── Records provided ──

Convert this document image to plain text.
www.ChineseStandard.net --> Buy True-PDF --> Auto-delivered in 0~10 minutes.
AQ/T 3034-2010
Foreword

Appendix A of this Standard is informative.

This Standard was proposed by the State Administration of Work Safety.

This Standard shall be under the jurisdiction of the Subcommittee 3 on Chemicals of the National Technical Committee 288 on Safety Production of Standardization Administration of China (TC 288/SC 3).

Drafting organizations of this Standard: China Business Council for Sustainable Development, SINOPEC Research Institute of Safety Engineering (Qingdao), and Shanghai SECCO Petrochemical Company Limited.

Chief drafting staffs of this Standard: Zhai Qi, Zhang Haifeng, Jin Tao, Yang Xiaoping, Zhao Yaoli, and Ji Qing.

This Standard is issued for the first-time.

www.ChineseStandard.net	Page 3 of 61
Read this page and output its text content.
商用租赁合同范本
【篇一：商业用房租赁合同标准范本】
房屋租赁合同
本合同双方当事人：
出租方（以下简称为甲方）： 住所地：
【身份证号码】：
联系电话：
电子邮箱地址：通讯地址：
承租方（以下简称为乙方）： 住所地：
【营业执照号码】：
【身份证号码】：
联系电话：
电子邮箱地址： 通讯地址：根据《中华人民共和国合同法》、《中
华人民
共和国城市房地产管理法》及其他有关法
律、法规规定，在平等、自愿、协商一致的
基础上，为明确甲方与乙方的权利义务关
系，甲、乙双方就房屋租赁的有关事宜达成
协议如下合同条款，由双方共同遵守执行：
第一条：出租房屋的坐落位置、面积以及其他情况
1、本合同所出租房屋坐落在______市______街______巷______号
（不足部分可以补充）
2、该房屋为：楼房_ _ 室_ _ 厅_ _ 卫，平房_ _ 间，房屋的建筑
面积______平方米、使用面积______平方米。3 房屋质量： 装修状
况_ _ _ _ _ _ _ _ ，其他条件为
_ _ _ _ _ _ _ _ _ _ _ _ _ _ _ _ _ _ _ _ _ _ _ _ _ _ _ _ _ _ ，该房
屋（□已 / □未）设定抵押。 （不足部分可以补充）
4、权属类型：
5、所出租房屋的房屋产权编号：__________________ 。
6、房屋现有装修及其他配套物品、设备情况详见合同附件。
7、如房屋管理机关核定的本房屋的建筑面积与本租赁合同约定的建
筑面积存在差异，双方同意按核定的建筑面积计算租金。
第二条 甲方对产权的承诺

───

_Requirements_.
Find every line in the records above that holds the word "ChineseStandard", and copy each one.

_Complete output_.
www.ChineseStandard.net --> Buy True-PDF --> Auto-delivered in 0~10 minutes.
www.ChineseStandard.net	Page 3 of 61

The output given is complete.